[Start]

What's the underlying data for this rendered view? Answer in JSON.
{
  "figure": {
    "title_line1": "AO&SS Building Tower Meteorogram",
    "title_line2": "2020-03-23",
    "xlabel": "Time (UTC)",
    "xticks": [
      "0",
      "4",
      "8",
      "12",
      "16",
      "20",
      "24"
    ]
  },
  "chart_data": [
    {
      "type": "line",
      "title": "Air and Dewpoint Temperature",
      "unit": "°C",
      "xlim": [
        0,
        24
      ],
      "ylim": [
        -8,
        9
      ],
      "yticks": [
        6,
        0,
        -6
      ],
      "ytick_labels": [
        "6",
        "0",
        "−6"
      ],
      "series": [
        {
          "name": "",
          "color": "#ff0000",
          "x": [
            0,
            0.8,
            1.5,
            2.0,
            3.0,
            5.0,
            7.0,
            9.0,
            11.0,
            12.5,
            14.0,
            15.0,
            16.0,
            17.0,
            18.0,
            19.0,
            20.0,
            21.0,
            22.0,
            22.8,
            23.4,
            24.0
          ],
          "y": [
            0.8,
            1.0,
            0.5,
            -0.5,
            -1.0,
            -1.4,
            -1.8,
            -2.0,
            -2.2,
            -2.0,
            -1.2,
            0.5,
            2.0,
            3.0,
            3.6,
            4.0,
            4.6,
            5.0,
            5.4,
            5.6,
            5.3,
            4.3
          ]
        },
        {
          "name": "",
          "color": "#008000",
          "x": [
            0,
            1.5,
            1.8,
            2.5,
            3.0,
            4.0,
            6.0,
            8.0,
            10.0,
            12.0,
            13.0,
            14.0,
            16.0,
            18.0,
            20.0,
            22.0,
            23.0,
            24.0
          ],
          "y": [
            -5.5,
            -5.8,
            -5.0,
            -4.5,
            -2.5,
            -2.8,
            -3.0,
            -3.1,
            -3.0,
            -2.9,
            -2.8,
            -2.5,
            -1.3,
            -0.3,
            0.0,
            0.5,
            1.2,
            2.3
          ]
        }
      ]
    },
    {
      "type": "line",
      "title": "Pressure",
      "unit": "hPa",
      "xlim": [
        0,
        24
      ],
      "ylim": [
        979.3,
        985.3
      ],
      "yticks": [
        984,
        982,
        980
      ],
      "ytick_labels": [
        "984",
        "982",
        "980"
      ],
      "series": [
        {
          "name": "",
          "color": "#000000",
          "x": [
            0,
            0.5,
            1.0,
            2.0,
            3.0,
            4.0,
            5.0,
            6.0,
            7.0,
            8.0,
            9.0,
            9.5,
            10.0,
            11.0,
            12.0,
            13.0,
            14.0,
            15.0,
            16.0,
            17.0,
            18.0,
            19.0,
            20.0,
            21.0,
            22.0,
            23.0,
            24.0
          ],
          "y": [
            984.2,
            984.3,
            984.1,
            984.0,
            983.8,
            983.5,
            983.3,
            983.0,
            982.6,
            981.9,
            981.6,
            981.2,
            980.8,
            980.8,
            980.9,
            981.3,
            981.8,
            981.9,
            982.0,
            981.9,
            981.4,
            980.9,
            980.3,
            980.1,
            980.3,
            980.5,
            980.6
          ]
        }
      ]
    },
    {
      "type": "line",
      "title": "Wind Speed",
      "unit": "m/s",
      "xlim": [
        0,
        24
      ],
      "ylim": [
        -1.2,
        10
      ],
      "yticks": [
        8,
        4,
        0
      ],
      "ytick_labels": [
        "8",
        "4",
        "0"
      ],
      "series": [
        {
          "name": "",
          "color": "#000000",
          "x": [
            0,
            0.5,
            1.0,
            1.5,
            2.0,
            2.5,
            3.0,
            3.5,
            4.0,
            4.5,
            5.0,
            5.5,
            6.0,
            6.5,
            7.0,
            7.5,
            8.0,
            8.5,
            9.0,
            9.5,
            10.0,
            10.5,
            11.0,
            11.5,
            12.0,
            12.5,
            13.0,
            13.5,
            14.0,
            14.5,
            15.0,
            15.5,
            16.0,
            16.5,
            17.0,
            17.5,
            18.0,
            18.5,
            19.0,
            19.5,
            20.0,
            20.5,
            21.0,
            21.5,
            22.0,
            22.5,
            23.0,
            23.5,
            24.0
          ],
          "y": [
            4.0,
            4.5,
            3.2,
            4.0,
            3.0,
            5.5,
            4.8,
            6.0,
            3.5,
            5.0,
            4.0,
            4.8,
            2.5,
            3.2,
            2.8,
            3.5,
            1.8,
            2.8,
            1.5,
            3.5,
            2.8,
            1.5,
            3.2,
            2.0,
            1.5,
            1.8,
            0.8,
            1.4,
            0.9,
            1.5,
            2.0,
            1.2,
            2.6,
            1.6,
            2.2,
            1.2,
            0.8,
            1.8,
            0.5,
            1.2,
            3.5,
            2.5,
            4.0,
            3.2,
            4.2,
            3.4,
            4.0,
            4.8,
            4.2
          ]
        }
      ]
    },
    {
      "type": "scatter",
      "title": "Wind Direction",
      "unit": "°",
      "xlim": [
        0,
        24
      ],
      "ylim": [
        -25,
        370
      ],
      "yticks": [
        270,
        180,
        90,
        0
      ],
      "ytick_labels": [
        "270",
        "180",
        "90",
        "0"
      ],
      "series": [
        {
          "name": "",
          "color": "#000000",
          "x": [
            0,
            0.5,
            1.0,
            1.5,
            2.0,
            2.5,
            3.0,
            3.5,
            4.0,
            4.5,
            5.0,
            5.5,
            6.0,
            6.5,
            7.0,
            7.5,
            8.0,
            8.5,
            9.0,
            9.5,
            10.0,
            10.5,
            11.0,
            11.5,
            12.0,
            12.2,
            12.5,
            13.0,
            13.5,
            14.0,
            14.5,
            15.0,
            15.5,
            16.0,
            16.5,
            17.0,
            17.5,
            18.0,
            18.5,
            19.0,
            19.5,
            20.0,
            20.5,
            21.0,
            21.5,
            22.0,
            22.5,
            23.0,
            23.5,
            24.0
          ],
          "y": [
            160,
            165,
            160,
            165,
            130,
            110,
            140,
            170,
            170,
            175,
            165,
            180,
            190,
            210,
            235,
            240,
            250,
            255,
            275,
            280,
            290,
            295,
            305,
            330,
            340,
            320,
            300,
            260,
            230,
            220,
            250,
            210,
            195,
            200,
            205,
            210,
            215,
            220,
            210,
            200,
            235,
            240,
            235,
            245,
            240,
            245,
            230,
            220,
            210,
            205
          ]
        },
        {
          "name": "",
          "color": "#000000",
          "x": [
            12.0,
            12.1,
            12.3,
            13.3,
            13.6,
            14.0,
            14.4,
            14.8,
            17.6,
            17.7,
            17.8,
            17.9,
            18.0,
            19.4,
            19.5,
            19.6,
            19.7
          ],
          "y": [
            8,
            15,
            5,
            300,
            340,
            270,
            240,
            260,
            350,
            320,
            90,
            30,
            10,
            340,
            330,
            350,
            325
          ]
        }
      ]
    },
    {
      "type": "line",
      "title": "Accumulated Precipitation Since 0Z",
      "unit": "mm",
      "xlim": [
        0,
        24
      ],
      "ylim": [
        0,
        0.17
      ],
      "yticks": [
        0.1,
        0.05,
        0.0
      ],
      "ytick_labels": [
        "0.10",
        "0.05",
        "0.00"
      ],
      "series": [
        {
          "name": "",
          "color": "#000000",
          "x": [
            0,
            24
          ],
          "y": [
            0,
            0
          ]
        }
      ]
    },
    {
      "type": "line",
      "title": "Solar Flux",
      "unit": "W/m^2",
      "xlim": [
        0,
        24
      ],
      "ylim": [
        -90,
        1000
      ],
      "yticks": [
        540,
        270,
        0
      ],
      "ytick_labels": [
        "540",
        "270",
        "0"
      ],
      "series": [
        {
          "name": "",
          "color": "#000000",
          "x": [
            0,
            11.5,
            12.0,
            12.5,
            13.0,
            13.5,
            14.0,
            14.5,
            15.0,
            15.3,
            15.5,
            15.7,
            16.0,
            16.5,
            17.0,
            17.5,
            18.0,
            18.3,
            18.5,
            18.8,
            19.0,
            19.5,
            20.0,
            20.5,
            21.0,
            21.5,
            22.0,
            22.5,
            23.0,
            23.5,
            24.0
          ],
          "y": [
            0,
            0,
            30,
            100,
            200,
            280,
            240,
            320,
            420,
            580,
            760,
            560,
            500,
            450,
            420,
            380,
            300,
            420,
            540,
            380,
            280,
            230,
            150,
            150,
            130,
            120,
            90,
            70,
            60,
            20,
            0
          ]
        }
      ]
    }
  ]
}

[End]

→ WHAT THE EXERCISE ASKS: Filter the entries down to the lines with the word "Wind" in them.

→ THE RESPONSE:
      "title": "Wind Speed",
      "title": "Wind Direction",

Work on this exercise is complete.